Records that describe figures:
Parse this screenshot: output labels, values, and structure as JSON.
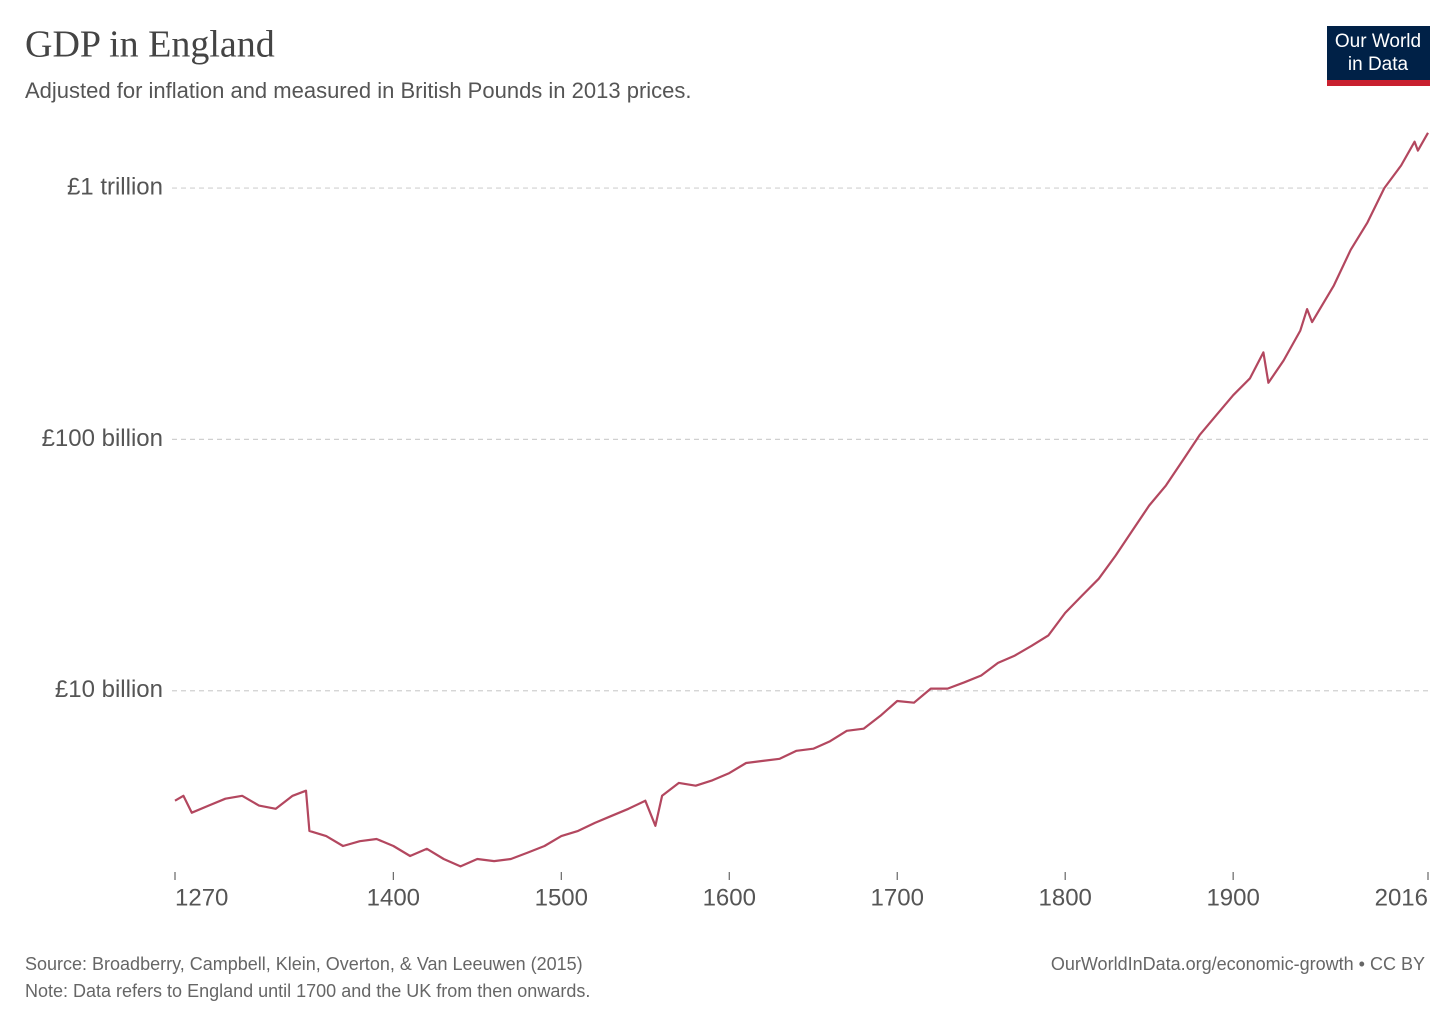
{
  "chart_data": {
    "type": "line",
    "title": "GDP in England",
    "subtitle": "Adjusted for inflation and measured in British Pounds in 2013 prices.",
    "logo": {
      "line1": "Our World",
      "line2": "in Data"
    },
    "source": "Source: Broadberry, Campbell, Klein, Overton, & Van Leeuwen (2015)",
    "note": "Note: Data refers to England until 1700 and the UK from then onwards.",
    "credit": "OurWorldInData.org/economic-growth • CC BY",
    "color": "#b3475f",
    "log_scale": true,
    "grid": true,
    "xlim": [
      1270,
      2016
    ],
    "xticks": [
      1270,
      1400,
      1500,
      1600,
      1700,
      1800,
      1900,
      2016
    ],
    "ylim": [
      1900000000.0,
      1750000000000.0
    ],
    "yticks": [
      {
        "value": 10000000000.0,
        "label": "£10 billion"
      },
      {
        "value": 100000000000.0,
        "label": "£100 billion"
      },
      {
        "value": 1000000000000.0,
        "label": "£1 trillion"
      }
    ],
    "x": [
      1270,
      1275,
      1280,
      1290,
      1300,
      1310,
      1320,
      1330,
      1340,
      1348,
      1350,
      1360,
      1370,
      1380,
      1390,
      1400,
      1410,
      1420,
      1430,
      1440,
      1450,
      1460,
      1470,
      1480,
      1490,
      1500,
      1510,
      1520,
      1530,
      1540,
      1550,
      1556,
      1560,
      1570,
      1580,
      1590,
      1600,
      1610,
      1620,
      1630,
      1640,
      1650,
      1660,
      1670,
      1680,
      1690,
      1700,
      1710,
      1720,
      1730,
      1740,
      1750,
      1760,
      1770,
      1780,
      1790,
      1800,
      1810,
      1820,
      1830,
      1840,
      1850,
      1860,
      1870,
      1880,
      1890,
      1900,
      1910,
      1918,
      1921,
      1930,
      1940,
      1944,
      1947,
      1960,
      1970,
      1980,
      1990,
      2000,
      2008,
      2010,
      2016
    ],
    "values": [
      3650000000.0,
      3820000000.0,
      3270000000.0,
      3490000000.0,
      3720000000.0,
      3820000000.0,
      3490000000.0,
      3390000000.0,
      3820000000.0,
      4000000000.0,
      2770000000.0,
      2640000000.0,
      2410000000.0,
      2520000000.0,
      2570000000.0,
      2410000000.0,
      2200000000.0,
      2350000000.0,
      2140000000.0,
      2000000000.0,
      2140000000.0,
      2100000000.0,
      2140000000.0,
      2270000000.0,
      2410000000.0,
      2640000000.0,
      2770000000.0,
      2980000000.0,
      3180000000.0,
      3390000000.0,
      3650000000.0,
      2900000000.0,
      3820000000.0,
      4300000000.0,
      4190000000.0,
      4400000000.0,
      4700000000.0,
      5160000000.0,
      5260000000.0,
      5360000000.0,
      5770000000.0,
      5880000000.0,
      6300000000.0,
      6930000000.0,
      7060000000.0,
      7950000000.0,
      9100000000.0,
      8960000000.0,
      10200000000.0,
      10200000000.0,
      10800000000.0,
      11500000000.0,
      12900000000.0,
      13800000000.0,
      15100000000.0,
      16600000000.0,
      20400000000.0,
      23900000000.0,
      27900000000.0,
      34500000000.0,
      43400000000.0,
      54600000000.0,
      65600000000.0,
      82500000000.0,
      104000000000.0,
      125000000000.0,
      150000000000.0,
      175000000000.0,
      222000000000.0,
      168000000000.0,
      206000000000.0,
      271000000000.0,
      330000000000.0,
      293000000000.0,
      410000000000.0,
      568000000000.0,
      730000000000.0,
      1000000000000.0,
      1230000000000.0,
      1530000000000.0,
      1410000000000.0,
      1660000000000.0
    ]
  }
}
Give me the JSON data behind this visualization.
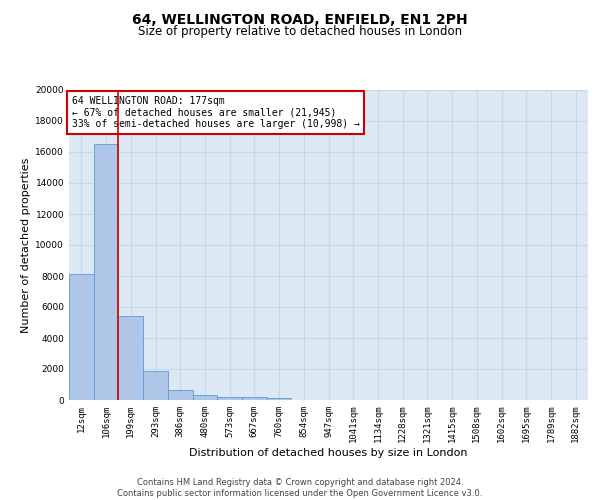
{
  "title": "64, WELLINGTON ROAD, ENFIELD, EN1 2PH",
  "subtitle": "Size of property relative to detached houses in London",
  "xlabel": "Distribution of detached houses by size in London",
  "ylabel": "Number of detached properties",
  "categories": [
    "12sqm",
    "106sqm",
    "199sqm",
    "293sqm",
    "386sqm",
    "480sqm",
    "573sqm",
    "667sqm",
    "760sqm",
    "854sqm",
    "947sqm",
    "1041sqm",
    "1134sqm",
    "1228sqm",
    "1321sqm",
    "1415sqm",
    "1508sqm",
    "1602sqm",
    "1695sqm",
    "1789sqm",
    "1882sqm"
  ],
  "bar_heights": [
    8100,
    16500,
    5400,
    1850,
    650,
    300,
    200,
    180,
    150,
    0,
    0,
    0,
    0,
    0,
    0,
    0,
    0,
    0,
    0,
    0,
    0
  ],
  "bar_color": "#aec6e8",
  "bar_edge_color": "#5b9bd5",
  "annotation_line1": "64 WELLINGTON ROAD: 177sqm",
  "annotation_line2": "← 67% of detached houses are smaller (21,945)",
  "annotation_line3": "33% of semi-detached houses are larger (10,998) →",
  "annotation_box_edgecolor": "#cc0000",
  "vline_color": "#cc0000",
  "vline_x": 1.5,
  "ylim": [
    0,
    20000
  ],
  "yticks": [
    0,
    2000,
    4000,
    6000,
    8000,
    10000,
    12000,
    14000,
    16000,
    18000,
    20000
  ],
  "grid_color": "#c5d8ea",
  "bg_color": "#dce9f5",
  "footer_line1": "Contains HM Land Registry data © Crown copyright and database right 2024.",
  "footer_line2": "Contains public sector information licensed under the Open Government Licence v3.0.",
  "title_fontsize": 10,
  "subtitle_fontsize": 8.5,
  "axis_label_fontsize": 8,
  "tick_fontsize": 6.5,
  "annotation_fontsize": 7,
  "footer_fontsize": 6
}
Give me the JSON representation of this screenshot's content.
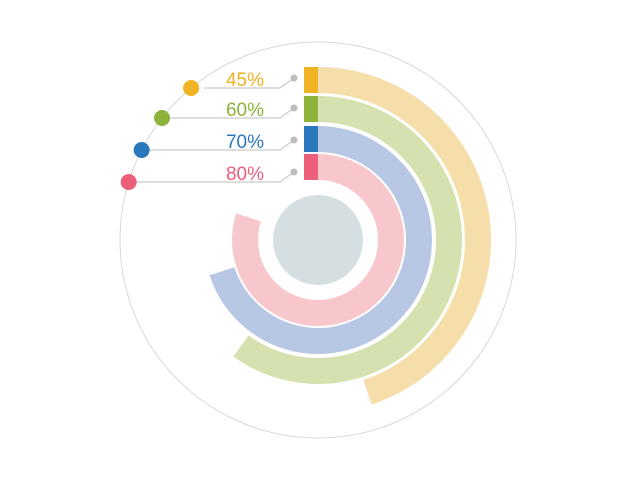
{
  "chart_data": {
    "type": "radial-bar",
    "unit": "%",
    "max": 100,
    "series": [
      {
        "label": "45%",
        "value": 45,
        "color": "#f0b323",
        "arc_color": "#f6deaa"
      },
      {
        "label": "60%",
        "value": 60,
        "color": "#8db33a",
        "arc_color": "#d6e1b0"
      },
      {
        "label": "70%",
        "value": 70,
        "color": "#2a79bd",
        "arc_color": "#b8c8e4"
      },
      {
        "label": "80%",
        "value": 80,
        "color": "#ec5f7a",
        "arc_color": "#f7c7cc"
      }
    ],
    "center_color": "#d5dfe1",
    "guide_color": "#d8d8d8",
    "leader_color": "#bdbdbd"
  }
}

= Task description =
Repeat all of the data above word for word, minus the pictures.

= Expected answer =
Parse this screenshot: output labels, values, and structure as JSON.
{
  "chart_data": {
    "type": "line",
    "title": "GDP in England",
    "subtitle": "Adjusted for inflation and measured in British Pounds in 2013 prices.",
    "logo": {
      "line1": "Our World",
      "line2": "in Data"
    },
    "source": "Source: Broadberry, Campbell, Klein, Overton, & Van Leeuwen (2015)",
    "note": "Note: Data refers to England until 1700 and the UK from then onwards.",
    "credit": "OurWorldInData.org/economic-growth • CC BY",
    "color": "#b3475f",
    "log_scale": true,
    "grid": true,
    "xlim": [
      1270,
      2016
    ],
    "xticks": [
      1270,
      1400,
      1500,
      1600,
      1700,
      1800,
      1900,
      2016
    ],
    "ylim": [
      1900000000.0,
      1750000000000.0
    ],
    "yticks": [
      {
        "value": 10000000000.0,
        "label": "£10 billion"
      },
      {
        "value": 100000000000.0,
        "label": "£100 billion"
      },
      {
        "value": 1000000000000.0,
        "label": "£1 trillion"
      }
    ],
    "x": [
      1270,
      1275,
      1280,
      1290,
      1300,
      1310,
      1320,
      1330,
      1340,
      1348,
      1350,
      1360,
      1370,
      1380,
      1390,
      1400,
      1410,
      1420,
      1430,
      1440,
      1450,
      1460,
      1470,
      1480,
      1490,
      1500,
      1510,
      1520,
      1530,
      1540,
      1550,
      1556,
      1560,
      1570,
      1580,
      1590,
      1600,
      1610,
      1620,
      1630,
      1640,
      1650,
      1660,
      1670,
      1680,
      1690,
      1700,
      1710,
      1720,
      1730,
      1740,
      1750,
      1760,
      1770,
      1780,
      1790,
      1800,
      1810,
      1820,
      1830,
      1840,
      1850,
      1860,
      1870,
      1880,
      1890,
      1900,
      1910,
      1918,
      1921,
      1930,
      1940,
      1944,
      1947,
      1960,
      1970,
      1980,
      1990,
      2000,
      2008,
      2010,
      2016
    ],
    "values": [
      3650000000.0,
      3820000000.0,
      3270000000.0,
      3490000000.0,
      3720000000.0,
      3820000000.0,
      3490000000.0,
      3390000000.0,
      3820000000.0,
      4000000000.0,
      2770000000.0,
      2640000000.0,
      2410000000.0,
      2520000000.0,
      2570000000.0,
      2410000000.0,
      2200000000.0,
      2350000000.0,
      2140000000.0,
      2000000000.0,
      2140000000.0,
      2100000000.0,
      2140000000.0,
      2270000000.0,
      2410000000.0,
      2640000000.0,
      2770000000.0,
      2980000000.0,
      3180000000.0,
      3390000000.0,
      3650000000.0,
      2900000000.0,
      3820000000.0,
      4300000000.0,
      4190000000.0,
      4400000000.0,
      4700000000.0,
      5160000000.0,
      5260000000.0,
      5360000000.0,
      5770000000.0,
      5880000000.0,
      6300000000.0,
      6930000000.0,
      7060000000.0,
      7950000000.0,
      9100000000.0,
      8960000000.0,
      10200000000.0,
      10200000000.0,
      10800000000.0,
      11500000000.0,
      12900000000.0,
      13800000000.0,
      15100000000.0,
      16600000000.0,
      20400000000.0,
      23900000000.0,
      27900000000.0,
      34500000000.0,
      43400000000.0,
      54600000000.0,
      65600000000.0,
      82500000000.0,
      104000000000.0,
      125000000000.0,
      150000000000.0,
      175000000000.0,
      222000000000.0,
      168000000000.0,
      206000000000.0,
      271000000000.0,
      330000000000.0,
      293000000000.0,
      410000000000.0,
      568000000000.0,
      730000000000.0,
      1000000000000.0,
      1230000000000.0,
      1530000000000.0,
      1410000000000.0,
      1660000000000.0
    ]
  }
}
Give me the JSON data behind this visualization.
{
  "title": "64, WELLINGTON ROAD, ENFIELD, EN1 2PH",
  "subtitle": "Size of property relative to detached houses in London",
  "xlabel": "Distribution of detached houses by size in London",
  "ylabel": "Number of detached properties",
  "categories": [
    "12sqm",
    "106sqm",
    "199sqm",
    "293sqm",
    "386sqm",
    "480sqm",
    "573sqm",
    "667sqm",
    "760sqm",
    "854sqm",
    "947sqm",
    "1041sqm",
    "1134sqm",
    "1228sqm",
    "1321sqm",
    "1415sqm",
    "1508sqm",
    "1602sqm",
    "1695sqm",
    "1789sqm",
    "1882sqm"
  ],
  "bar_heights": [
    8100,
    16500,
    5400,
    1850,
    650,
    300,
    200,
    180,
    150,
    0,
    0,
    0,
    0,
    0,
    0,
    0,
    0,
    0,
    0,
    0,
    0
  ],
  "bar_color": "#aec6e8",
  "bar_edge_color": "#5b9bd5",
  "annotation_line1": "64 WELLINGTON ROAD: 177sqm",
  "annotation_line2": "← 67% of detached houses are smaller (21,945)",
  "annotation_line3": "33% of semi-detached houses are larger (10,998) →",
  "annotation_box_edgecolor": "#cc0000",
  "vline_color": "#cc0000",
  "vline_x": 1.5,
  "ylim": [
    0,
    20000
  ],
  "yticks": [
    0,
    2000,
    4000,
    6000,
    8000,
    10000,
    12000,
    14000,
    16000,
    18000,
    20000
  ],
  "grid_color": "#c5d8ea",
  "bg_color": "#dce9f5",
  "footer_line1": "Contains HM Land Registry data © Crown copyright and database right 2024.",
  "footer_line2": "Contains public sector information licensed under the Open Government Licence v3.0.",
  "title_fontsize": 10,
  "subtitle_fontsize": 8.5,
  "axis_label_fontsize": 8,
  "tick_fontsize": 6.5,
  "annotation_fontsize": 7,
  "footer_fontsize": 6
}
Give me the JSON representation of this screenshot's content.
{
  "chart_data": {
    "type": "radial-bar",
    "unit": "%",
    "max": 100,
    "series": [
      {
        "label": "45%",
        "value": 45,
        "color": "#f0b323",
        "arc_color": "#f6deaa"
      },
      {
        "label": "60%",
        "value": 60,
        "color": "#8db33a",
        "arc_color": "#d6e1b0"
      },
      {
        "label": "70%",
        "value": 70,
        "color": "#2a79bd",
        "arc_color": "#b8c8e4"
      },
      {
        "label": "80%",
        "value": 80,
        "color": "#ec5f7a",
        "arc_color": "#f7c7cc"
      }
    ],
    "center_color": "#d5dfe1",
    "guide_color": "#d8d8d8",
    "leader_color": "#bdbdbd"
  }
}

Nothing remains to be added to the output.